Your task is to repeat the listing exactly.

§ **SOURCE DATA**
— start —

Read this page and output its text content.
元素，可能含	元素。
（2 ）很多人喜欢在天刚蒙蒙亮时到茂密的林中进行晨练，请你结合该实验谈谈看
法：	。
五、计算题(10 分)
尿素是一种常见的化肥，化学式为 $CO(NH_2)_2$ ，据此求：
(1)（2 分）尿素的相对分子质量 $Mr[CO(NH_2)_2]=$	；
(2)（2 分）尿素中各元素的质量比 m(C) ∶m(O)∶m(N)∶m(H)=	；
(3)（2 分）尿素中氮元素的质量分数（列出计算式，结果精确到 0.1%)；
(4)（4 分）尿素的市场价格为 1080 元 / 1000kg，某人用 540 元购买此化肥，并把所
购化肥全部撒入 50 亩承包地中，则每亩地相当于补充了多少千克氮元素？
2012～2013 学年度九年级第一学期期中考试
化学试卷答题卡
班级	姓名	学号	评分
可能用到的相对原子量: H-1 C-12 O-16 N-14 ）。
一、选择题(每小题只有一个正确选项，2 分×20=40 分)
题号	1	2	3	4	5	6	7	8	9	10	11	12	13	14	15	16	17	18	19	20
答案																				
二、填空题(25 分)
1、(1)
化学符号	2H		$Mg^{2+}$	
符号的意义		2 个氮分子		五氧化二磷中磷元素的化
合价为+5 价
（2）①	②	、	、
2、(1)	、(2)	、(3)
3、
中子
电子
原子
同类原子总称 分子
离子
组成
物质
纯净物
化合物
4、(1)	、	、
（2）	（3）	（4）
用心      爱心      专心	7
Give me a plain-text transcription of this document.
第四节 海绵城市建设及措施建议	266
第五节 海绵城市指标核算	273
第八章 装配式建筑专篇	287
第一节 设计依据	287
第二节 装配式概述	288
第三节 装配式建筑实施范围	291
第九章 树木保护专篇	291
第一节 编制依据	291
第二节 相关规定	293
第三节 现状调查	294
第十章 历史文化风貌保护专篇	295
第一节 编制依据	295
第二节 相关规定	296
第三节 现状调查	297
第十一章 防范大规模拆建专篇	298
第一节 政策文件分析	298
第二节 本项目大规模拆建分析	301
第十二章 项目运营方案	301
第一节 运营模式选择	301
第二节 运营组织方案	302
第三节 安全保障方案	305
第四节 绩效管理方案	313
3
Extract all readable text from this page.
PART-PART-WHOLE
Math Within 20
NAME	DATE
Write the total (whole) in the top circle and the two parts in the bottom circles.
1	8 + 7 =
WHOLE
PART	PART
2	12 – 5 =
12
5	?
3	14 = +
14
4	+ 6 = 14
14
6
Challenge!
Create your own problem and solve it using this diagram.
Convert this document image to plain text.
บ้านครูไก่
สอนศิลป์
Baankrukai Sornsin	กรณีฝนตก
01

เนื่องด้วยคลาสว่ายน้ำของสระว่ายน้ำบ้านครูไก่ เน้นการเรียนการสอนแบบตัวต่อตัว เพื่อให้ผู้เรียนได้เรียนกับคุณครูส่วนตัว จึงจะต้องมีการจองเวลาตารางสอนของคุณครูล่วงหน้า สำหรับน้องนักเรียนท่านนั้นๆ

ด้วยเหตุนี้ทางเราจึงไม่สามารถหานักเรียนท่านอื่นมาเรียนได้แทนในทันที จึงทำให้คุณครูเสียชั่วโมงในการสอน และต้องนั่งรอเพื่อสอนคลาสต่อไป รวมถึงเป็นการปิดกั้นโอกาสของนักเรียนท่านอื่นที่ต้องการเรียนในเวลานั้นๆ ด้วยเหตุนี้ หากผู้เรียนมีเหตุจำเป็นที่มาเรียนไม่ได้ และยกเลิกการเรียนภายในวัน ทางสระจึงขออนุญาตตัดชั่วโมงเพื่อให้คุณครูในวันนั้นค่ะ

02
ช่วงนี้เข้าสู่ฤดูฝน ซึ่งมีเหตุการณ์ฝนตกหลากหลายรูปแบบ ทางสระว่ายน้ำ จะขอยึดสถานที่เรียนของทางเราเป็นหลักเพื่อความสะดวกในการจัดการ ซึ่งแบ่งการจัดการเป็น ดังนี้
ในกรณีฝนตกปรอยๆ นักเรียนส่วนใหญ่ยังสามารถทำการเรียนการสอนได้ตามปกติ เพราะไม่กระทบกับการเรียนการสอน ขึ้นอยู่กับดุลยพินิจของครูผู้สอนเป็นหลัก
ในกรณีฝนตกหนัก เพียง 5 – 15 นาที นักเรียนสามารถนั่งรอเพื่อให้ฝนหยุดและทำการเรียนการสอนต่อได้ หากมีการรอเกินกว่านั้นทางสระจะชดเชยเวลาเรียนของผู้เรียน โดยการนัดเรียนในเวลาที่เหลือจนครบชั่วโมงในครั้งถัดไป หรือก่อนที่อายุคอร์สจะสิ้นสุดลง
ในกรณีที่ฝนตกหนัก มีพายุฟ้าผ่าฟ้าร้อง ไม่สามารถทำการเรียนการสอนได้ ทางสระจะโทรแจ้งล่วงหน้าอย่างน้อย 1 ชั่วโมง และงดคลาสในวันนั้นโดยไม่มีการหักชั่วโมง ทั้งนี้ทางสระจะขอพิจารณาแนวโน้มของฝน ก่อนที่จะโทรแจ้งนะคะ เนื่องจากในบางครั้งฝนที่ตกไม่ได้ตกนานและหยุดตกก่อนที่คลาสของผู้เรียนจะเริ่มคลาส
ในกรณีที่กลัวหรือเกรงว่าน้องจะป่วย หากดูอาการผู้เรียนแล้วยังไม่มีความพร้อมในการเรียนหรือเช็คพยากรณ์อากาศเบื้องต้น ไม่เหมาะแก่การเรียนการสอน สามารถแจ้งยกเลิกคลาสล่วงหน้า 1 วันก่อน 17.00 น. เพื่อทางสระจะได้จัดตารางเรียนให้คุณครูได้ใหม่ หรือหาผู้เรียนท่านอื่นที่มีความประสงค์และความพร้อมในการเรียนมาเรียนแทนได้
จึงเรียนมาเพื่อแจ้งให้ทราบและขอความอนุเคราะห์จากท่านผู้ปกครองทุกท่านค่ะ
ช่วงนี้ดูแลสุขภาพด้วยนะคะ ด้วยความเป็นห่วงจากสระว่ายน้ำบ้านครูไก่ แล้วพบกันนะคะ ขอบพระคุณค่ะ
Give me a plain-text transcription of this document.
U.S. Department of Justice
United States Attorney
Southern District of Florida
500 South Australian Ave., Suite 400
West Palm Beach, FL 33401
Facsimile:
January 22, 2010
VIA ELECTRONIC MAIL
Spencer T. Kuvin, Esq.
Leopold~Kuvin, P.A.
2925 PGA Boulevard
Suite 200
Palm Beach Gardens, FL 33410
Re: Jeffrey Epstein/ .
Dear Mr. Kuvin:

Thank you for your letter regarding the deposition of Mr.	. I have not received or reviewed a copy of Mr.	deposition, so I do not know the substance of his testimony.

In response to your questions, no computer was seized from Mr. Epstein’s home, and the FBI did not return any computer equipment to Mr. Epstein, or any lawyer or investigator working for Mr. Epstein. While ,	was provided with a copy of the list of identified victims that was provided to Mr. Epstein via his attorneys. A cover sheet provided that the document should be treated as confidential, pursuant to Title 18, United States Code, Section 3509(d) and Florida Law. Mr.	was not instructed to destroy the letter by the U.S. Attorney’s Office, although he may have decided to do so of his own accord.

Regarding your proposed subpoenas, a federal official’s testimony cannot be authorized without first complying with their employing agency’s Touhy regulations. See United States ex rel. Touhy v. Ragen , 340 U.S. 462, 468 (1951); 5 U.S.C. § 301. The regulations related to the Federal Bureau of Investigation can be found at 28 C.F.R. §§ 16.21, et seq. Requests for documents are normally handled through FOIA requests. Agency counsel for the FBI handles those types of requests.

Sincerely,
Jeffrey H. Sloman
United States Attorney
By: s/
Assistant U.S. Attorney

— end —

§ **WRITTEN RESPONSE**
Read this page and output its text content.
元素，可能含	元素。
（2 ）很多人喜欢在天刚蒙蒙亮时到茂密的林中进行晨练，请你结合该实验谈谈看
法：	。
五、计算题(10 分)
尿素是一种常见的化肥，化学式为 $CO(NH_2)_2$ ，据此求：
(1)（2 分）尿素的相对分子质量 $Mr[CO(NH_2)_2]=$	；
(2)（2 分）尿素中各元素的质量比 m(C) ∶m(O)∶m(N)∶m(H)=	；
(3)（2 分）尿素中氮元素的质量分数（列出计算式，结果精确到 0.1%)；
(4)（4 分）尿素的市场价格为 1080 元 / 1000kg，某人用 540 元购买此化肥，并把所
购化肥全部撒入 50 亩承包地中，则每亩地相当于补充了多少千克氮元素？
2012～2013 学年度九年级第一学期期中考试
化学试卷答题卡
班级	姓名	学号	评分
可能用到的相对原子量: H-1 C-12 O-16 N-14 ）。
一、选择题(每小题只有一个正确选项，2 分×20=40 分)
题号	1	2	3	4	5	6	7	8	9	10	11	12	13	14	15	16	17	18	19	20
答案																				
二、填空题(25 分)
1、(1)
化学符号	2H		$Mg^{2+}$	
符号的意义		2 个氮分子		五氧化二磷中磷元素的化
合价为+5 价
（2）①	②	、	、
2、(1)	、(2)	、(3)
3、
中子
电子
原子
同类原子总称 分子
离子
组成
物质
纯净物
化合物
4、(1)	、	、
（2）	（3）	（4）
用心      爱心      专心	7
Give me a plain-text transcription of this document.
第四节 海绵城市建设及措施建议	266
第五节 海绵城市指标核算	273
第八章 装配式建筑专篇	287
第一节 设计依据	287
第二节 装配式概述	288
第三节 装配式建筑实施范围	291
第九章 树木保护专篇	291
第一节 编制依据	291
第二节 相关规定	293
第三节 现状调查	294
第十章 历史文化风貌保护专篇	295
第一节 编制依据	295
第二节 相关规定	296
第三节 现状调查	297
第十一章 防范大规模拆建专篇	298
第一节 政策文件分析	298
第二节 本项目大规模拆建分析	301
第十二章 项目运营方案	301
第一节 运营模式选择	301
第二节 运营组织方案	302
第三节 安全保障方案	305
第四节 绩效管理方案	313
3
Extract all readable text from this page.
PART-PART-WHOLE
Math Within 20
NAME	DATE
Write the total (whole) in the top circle and the two parts in the bottom circles.
1	8 + 7 =
WHOLE
PART	PART
2	12 – 5 =
12
5	?
3	14 = +
14
4	+ 6 = 14
14
6
Challenge!
Create your own problem and solve it using this diagram.
Convert this document image to plain text.
บ้านครูไก่
สอนศิลป์
Baankrukai Sornsin	กรณีฝนตก
01

เนื่องด้วยคลาสว่ายน้ำของสระว่ายน้ำบ้านครูไก่ เน้นการเรียนการสอนแบบตัวต่อตัว เพื่อให้ผู้เรียนได้เรียนกับคุณครูส่วนตัว จึงจะต้องมีการจองเวลาตารางสอนของคุณครูล่วงหน้า สำหรับน้องนักเรียนท่านนั้นๆ

ด้วยเหตุนี้ทางเราจึงไม่สามารถหานักเรียนท่านอื่นมาเรียนได้แทนในทันที จึงทำให้คุณครูเสียชั่วโมงในการสอน และต้องนั่งรอเพื่อสอนคลาสต่อไป รวมถึงเป็นการปิดกั้นโอกาสของนักเรียนท่านอื่นที่ต้องการเรียนในเวลานั้นๆ ด้วยเหตุนี้ หากผู้เรียนมีเหตุจำเป็นที่มาเรียนไม่ได้ และยกเลิกการเรียนภายในวัน ทางสระจึงขออนุญาตตัดชั่วโมงเพื่อให้คุณครูในวันนั้นค่ะ

02
ช่วงนี้เข้าสู่ฤดูฝน ซึ่งมีเหตุการณ์ฝนตกหลากหลายรูปแบบ ทางสระว่ายน้ำ จะขอยึดสถานที่เรียนของทางเราเป็นหลักเพื่อความสะดวกในการจัดการ ซึ่งแบ่งการจัดการเป็น ดังนี้
ในกรณีฝนตกปรอยๆ นักเรียนส่วนใหญ่ยังสามารถทำการเรียนการสอนได้ตามปกติ เพราะไม่กระทบกับการเรียนการสอน ขึ้นอยู่กับดุลยพินิจของครูผู้สอนเป็นหลัก
ในกรณีฝนตกหนัก เพียง 5 – 15 นาที นักเรียนสามารถนั่งรอเพื่อให้ฝนหยุดและทำการเรียนการสอนต่อได้ หากมีการรอเกินกว่านั้นทางสระจะชดเชยเวลาเรียนของผู้เรียน โดยการนัดเรียนในเวลาที่เหลือจนครบชั่วโมงในครั้งถัดไป หรือก่อนที่อายุคอร์สจะสิ้นสุดลง
ในกรณีที่ฝนตกหนัก มีพายุฟ้าผ่าฟ้าร้อง ไม่สามารถทำการเรียนการสอนได้ ทางสระจะโทรแจ้งล่วงหน้าอย่างน้อย 1 ชั่วโมง และงดคลาสในวันนั้นโดยไม่มีการหักชั่วโมง ทั้งนี้ทางสระจะขอพิจารณาแนวโน้มของฝน ก่อนที่จะโทรแจ้งนะคะ เนื่องจากในบางครั้งฝนที่ตกไม่ได้ตกนานและหยุดตกก่อนที่คลาสของผู้เรียนจะเริ่มคลาส
ในกรณีที่กลัวหรือเกรงว่าน้องจะป่วย หากดูอาการผู้เรียนแล้วยังไม่มีความพร้อมในการเรียนหรือเช็คพยากรณ์อากาศเบื้องต้น ไม่เหมาะแก่การเรียนการสอน สามารถแจ้งยกเลิกคลาสล่วงหน้า 1 วันก่อน 17.00 น. เพื่อทางสระจะได้จัดตารางเรียนให้คุณครูได้ใหม่ หรือหาผู้เรียนท่านอื่นที่มีความประสงค์และความพร้อมในการเรียนมาเรียนแทนได้
จึงเรียนมาเพื่อแจ้งให้ทราบและขอความอนุเคราะห์จากท่านผู้ปกครองทุกท่านค่ะ
ช่วงนี้ดูแลสุขภาพด้วยนะคะ ด้วยความเป็นห่วงจากสระว่ายน้ำบ้านครูไก่ แล้วพบกันนะคะ ขอบพระคุณค่ะ
Give me a plain-text transcription of this document.
U.S. Department of Justice
United States Attorney
Southern District of Florida
500 South Australian Ave., Suite 400
West Palm Beach, FL 33401
Facsimile:
January 22, 2010
VIA ELECTRONIC MAIL
Spencer T. Kuvin, Esq.
Leopold~Kuvin, P.A.
2925 PGA Boulevard
Suite 200
Palm Beach Gardens, FL 33410
Re: Jeffrey Epstein/ .
Dear Mr. Kuvin:

Thank you for your letter regarding the deposition of Mr.	. I have not received or reviewed a copy of Mr.	deposition, so I do not know the substance of his testimony.

In response to your questions, no computer was seized from Mr. Epstein’s home, and the FBI did not return any computer equipment to Mr. Epstein, or any lawyer or investigator working for Mr. Epstein. While ,	was provided with a copy of the list of identified victims that was provided to Mr. Epstein via his attorneys. A cover sheet provided that the document should be treated as confidential, pursuant to Title 18, United States Code, Section 3509(d) and Florida Law. Mr.	was not instructed to destroy the letter by the U.S. Attorney’s Office, although he may have decided to do so of his own accord.

Regarding your proposed subpoenas, a federal official’s testimony cannot be authorized without first complying with their employing agency’s Touhy regulations. See United States ex rel. Touhy v. Ragen , 340 U.S. 462, 468 (1951); 5 U.S.C. § 301. The regulations related to the Federal Bureau of Investigation can be found at 28 C.F.R. §§ 16.21, et seq. Requests for documents are normally handled through FOIA requests. Agency counsel for the FBI handles those types of requests.

Sincerely,
Jeffrey H. Sloman
United States Attorney
By: s/
Assistant U.S. Attorney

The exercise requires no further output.